__Exercise requirements__
Every entry must be copied word for word.

[Dataset records]
[BEGIN]

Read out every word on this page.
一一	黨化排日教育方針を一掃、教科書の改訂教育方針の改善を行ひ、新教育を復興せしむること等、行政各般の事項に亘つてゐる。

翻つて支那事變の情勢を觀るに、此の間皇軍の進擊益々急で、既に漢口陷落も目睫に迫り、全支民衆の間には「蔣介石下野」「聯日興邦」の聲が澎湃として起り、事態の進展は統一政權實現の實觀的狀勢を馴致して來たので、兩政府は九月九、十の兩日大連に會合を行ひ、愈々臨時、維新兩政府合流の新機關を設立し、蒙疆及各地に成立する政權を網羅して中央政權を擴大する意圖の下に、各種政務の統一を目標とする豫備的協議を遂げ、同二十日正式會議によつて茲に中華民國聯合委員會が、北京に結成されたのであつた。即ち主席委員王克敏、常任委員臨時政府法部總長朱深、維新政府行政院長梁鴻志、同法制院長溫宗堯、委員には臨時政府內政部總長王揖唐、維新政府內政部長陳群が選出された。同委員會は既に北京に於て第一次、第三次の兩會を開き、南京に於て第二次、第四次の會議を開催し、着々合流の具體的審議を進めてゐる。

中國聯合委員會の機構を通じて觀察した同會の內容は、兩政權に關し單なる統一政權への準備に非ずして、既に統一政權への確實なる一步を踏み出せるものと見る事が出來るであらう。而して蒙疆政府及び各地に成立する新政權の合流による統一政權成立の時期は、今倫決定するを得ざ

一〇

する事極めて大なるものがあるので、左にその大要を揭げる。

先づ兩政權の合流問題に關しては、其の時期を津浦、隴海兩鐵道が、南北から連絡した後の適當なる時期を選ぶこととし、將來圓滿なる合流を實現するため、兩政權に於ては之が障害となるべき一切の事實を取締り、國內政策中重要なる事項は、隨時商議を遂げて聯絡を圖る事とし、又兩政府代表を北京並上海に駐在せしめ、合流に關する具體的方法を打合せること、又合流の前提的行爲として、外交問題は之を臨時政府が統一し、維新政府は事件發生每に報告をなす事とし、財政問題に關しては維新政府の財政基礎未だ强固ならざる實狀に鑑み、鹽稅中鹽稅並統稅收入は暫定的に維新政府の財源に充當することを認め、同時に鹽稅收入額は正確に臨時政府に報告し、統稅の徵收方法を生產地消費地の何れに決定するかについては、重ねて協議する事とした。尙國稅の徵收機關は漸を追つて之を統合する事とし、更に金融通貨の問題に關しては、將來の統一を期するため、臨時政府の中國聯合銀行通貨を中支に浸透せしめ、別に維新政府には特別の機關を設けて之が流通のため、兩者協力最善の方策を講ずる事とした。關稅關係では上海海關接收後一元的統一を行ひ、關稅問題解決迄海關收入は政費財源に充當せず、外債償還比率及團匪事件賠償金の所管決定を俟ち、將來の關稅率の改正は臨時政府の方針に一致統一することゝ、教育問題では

[END]

__Response to this task__
Read out every word on this page.
一一	黨化排日教育方針を一掃、教科書の改訂教育方針の改善を行ひ、新教育を復興せしむること等、行政各般の事項に亘つてゐる。

翻つて支那事變の情勢を觀るに、此の間皇軍の進擊益々急で、既に漢口陷落も目睫に迫り、全支民衆の間には「蔣介石下野」「聯日興邦」の聲が澎湃として起り、事態の進展は統一政權實現の實觀的狀勢を馴致して來たので、兩政府は九月九、十の兩日大連に會合を行ひ、愈々臨時、維新兩政府合流の新機關を設立し、蒙疆及各地に成立する政權を網羅して中央政權を擴大する意圖の下に、各種政務の統一を目標とする豫備的協議を遂げ、同二十日正式會議によつて茲に中華民國聯合委員會が、北京に結成されたのであつた。即ち主席委員王克敏、常任委員臨時政府法部總長朱深、維新政府行政院長梁鴻志、同法制院長溫宗堯、委員には臨時政府內政部總長王揖唐、維新政府內政部長陳群が選出された。同委員會は既に北京に於て第一次、第三次の兩會を開き、南京に於て第二次、第四次の會議を開催し、着々合流の具體的審議を進めてゐる。

中國聯合委員會の機構を通じて觀察した同會の內容は、兩政權に關し單なる統一政權への準備に非ずして、既に統一政權への確實なる一步を踏み出せるものと見る事が出來るであらう。而して蒙疆政府及び各地に成立する新政權の合流による統一政權成立の時期は、今倫決定するを得ざ

一〇

する事極めて大なるものがあるので、左にその大要を揭げる。

先づ兩政權の合流問題に關しては、其の時期を津浦、隴海兩鐵道が、南北から連絡した後の適當なる時期を選ぶこととし、將來圓滿なる合流を實現するため、兩政權に於ては之が障害となるべき一切の事實を取締り、國內政策中重要なる事項は、隨時商議を遂げて聯絡を圖る事とし、又兩政府代表を北京並上海に駐在せしめ、合流に關する具體的方法を打合せること、又合流の前提的行爲として、外交問題は之を臨時政府が統一し、維新政府は事件發生每に報告をなす事とし、財政問題に關しては維新政府の財政基礎未だ强固ならざる實狀に鑑み、鹽稅中鹽稅並統稅收入は暫定的に維新政府の財源に充當することを認め、同時に鹽稅收入額は正確に臨時政府に報告し、統稅の徵收方法を生產地消費地の何れに決定するかについては、重ねて協議する事とした。尙國稅の徵收機關は漸を追つて之を統合する事とし、更に金融通貨の問題に關しては、將來の統一を期するため、臨時政府の中國聯合銀行通貨を中支に浸透せしめ、別に維新政府には特別の機關を設けて之が流通のため、兩者協力最善の方策を講ずる事とした。關稅關係では上海海關接收後一元的統一を行ひ、關稅問題解決迄海關收入は政費財源に充當せず、外債償還比率及團匪事件賠償金の所管決定を俟ち、將來の關稅率の改正は臨時政府の方針に一致統一することゝ、教育問題では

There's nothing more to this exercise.